(Saved entries)

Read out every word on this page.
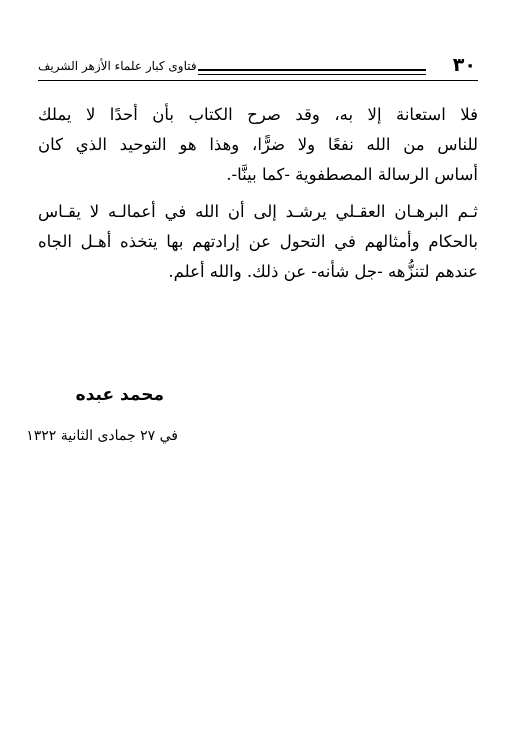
فتاوى كبار علماء الأزهر الشريف	٣٠
فلا استعانة إلا به، وقد صرح الكتاب بأن أحدًا لا يملك
للناس من الله نفعًا ولا ضرًّا، وهذا هو التوحيد الذي كان
أساس الرسالة المصطفوية -كما بينَّا-.
ثـم البرهـان العقـلي يرشـد إلى أن الله في أعمالـه لا يقـاس
بالحكام وأمثالهم في التحول عن إرادتهم بها يتخذه أهـل الجاه
عندهم لتنزُّهه -جل شأنه- عن ذلك. والله أعلم.
محمد عبده
في ٢٧ جمادى الثانية ١٣٢٢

**YOUR OBJECTIVE:** Return the listing above unchanged, apart from dropping its pictures.

**FINAL RESULT:**
Read out every word on this page.
فتاوى كبار علماء الأزهر الشريف	٣٠
فلا استعانة إلا به، وقد صرح الكتاب بأن أحدًا لا يملك
للناس من الله نفعًا ولا ضرًّا، وهذا هو التوحيد الذي كان
أساس الرسالة المصطفوية -كما بينَّا-.
ثـم البرهـان العقـلي يرشـد إلى أن الله في أعمالـه لا يقـاس
بالحكام وأمثالهم في التحول عن إرادتهم بها يتخذه أهـل الجاه
عندهم لتنزُّهه -جل شأنه- عن ذلك. والله أعلم.
محمد عبده
في ٢٧ جمادى الثانية ١٣٢٢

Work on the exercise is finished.